Directions:
Pick out every line in the data below that holds "JSON".

Entries shown:
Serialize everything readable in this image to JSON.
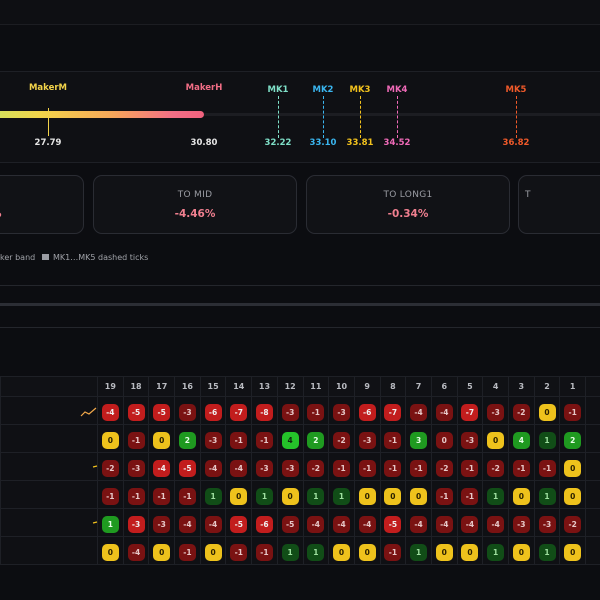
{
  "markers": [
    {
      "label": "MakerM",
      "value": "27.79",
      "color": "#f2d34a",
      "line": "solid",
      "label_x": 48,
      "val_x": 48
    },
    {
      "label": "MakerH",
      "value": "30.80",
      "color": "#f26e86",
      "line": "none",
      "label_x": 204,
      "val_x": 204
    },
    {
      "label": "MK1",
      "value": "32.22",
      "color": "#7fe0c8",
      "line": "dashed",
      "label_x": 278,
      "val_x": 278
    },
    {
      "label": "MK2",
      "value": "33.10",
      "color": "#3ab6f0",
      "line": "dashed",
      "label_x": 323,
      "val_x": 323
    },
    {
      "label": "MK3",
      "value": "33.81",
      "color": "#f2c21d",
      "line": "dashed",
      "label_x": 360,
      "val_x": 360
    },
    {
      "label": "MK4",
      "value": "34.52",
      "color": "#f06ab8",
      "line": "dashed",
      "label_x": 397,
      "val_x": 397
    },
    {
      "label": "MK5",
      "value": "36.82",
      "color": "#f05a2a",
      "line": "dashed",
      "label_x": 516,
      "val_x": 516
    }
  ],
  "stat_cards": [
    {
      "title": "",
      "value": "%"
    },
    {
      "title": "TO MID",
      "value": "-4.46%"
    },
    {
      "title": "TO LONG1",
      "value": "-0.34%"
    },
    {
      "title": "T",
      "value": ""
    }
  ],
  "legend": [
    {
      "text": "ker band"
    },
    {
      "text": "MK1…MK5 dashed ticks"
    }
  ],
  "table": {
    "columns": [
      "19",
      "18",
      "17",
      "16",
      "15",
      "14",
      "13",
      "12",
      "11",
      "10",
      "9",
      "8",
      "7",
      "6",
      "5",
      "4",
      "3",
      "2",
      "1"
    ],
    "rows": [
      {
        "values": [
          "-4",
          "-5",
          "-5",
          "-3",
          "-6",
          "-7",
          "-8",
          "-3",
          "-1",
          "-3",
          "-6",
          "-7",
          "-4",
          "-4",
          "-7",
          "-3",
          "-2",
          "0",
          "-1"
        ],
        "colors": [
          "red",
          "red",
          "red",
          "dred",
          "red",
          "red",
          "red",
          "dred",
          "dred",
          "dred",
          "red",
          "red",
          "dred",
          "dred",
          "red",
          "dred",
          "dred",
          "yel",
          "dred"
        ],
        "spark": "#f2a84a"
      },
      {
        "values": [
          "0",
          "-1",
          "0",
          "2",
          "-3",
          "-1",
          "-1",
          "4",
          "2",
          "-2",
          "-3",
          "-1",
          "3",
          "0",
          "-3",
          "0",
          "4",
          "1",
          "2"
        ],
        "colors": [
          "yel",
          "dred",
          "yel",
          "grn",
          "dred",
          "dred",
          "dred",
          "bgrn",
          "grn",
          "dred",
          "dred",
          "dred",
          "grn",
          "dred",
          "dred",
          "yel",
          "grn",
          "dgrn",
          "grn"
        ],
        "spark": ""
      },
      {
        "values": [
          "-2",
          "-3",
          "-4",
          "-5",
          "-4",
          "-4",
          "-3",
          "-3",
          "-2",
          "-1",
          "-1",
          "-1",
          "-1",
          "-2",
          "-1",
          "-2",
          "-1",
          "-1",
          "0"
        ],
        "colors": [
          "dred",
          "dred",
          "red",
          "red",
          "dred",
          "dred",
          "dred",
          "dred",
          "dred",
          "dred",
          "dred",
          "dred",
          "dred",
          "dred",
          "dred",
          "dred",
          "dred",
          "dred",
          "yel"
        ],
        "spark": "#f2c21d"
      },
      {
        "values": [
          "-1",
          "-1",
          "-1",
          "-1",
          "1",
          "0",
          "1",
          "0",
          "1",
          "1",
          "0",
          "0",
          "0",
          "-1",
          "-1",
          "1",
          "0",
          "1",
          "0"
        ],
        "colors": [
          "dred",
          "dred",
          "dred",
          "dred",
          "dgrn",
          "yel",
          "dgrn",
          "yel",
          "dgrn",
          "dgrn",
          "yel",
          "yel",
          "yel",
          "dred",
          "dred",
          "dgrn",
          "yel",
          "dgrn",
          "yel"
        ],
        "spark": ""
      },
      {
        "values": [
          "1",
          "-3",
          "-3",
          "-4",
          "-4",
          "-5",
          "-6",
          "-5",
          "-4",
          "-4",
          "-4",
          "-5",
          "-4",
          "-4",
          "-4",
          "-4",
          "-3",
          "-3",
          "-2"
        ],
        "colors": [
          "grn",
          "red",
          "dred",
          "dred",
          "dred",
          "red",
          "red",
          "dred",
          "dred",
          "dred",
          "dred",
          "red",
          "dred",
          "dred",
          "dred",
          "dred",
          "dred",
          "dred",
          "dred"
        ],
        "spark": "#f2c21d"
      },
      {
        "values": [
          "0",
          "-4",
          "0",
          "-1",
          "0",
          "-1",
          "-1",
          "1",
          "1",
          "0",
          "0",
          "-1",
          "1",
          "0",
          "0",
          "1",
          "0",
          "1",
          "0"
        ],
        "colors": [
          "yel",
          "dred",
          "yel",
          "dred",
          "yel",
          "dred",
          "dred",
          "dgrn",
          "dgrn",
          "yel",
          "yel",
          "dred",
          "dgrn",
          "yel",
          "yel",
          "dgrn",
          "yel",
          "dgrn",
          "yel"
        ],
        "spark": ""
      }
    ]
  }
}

==

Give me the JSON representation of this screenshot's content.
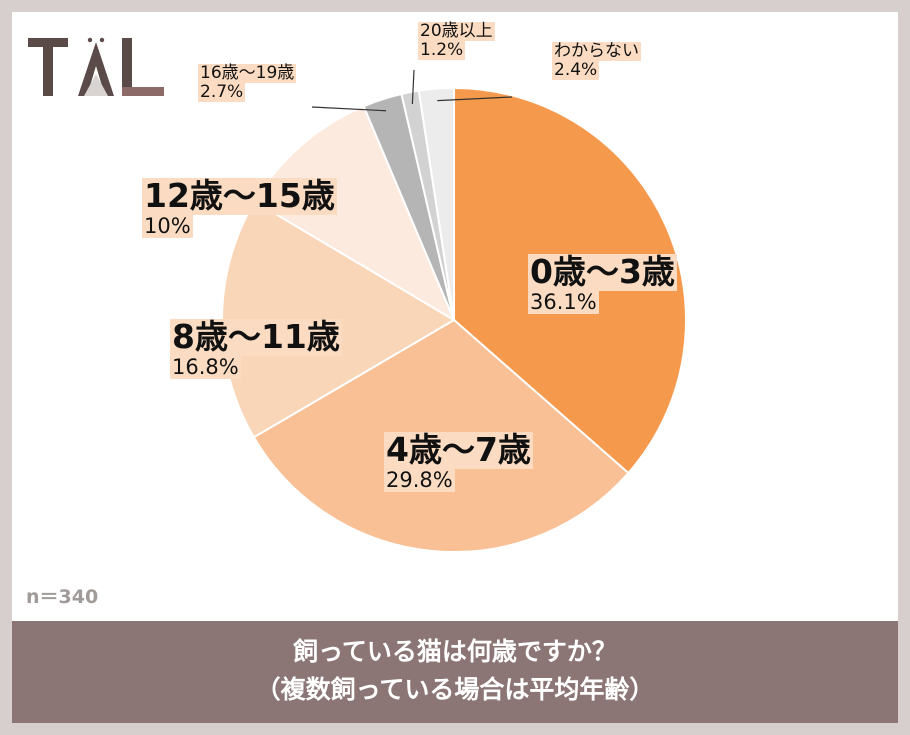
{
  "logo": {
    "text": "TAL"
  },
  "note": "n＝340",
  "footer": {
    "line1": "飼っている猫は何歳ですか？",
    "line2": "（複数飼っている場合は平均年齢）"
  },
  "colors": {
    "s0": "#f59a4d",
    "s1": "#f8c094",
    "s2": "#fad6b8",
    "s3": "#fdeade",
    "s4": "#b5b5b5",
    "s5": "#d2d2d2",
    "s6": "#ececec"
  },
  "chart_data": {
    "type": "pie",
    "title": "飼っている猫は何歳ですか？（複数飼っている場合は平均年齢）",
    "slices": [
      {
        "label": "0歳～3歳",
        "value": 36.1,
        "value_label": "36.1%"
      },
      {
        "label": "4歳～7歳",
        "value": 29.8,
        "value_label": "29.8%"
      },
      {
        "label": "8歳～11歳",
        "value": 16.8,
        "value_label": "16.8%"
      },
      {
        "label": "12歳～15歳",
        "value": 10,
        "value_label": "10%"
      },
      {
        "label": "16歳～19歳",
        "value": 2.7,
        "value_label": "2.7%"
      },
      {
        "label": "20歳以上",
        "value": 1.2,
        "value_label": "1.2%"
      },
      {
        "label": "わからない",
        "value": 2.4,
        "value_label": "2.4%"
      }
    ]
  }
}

Expected answer:
Serialize everything readable in this image to JSON.
Give me the JSON representation of this screenshot's content.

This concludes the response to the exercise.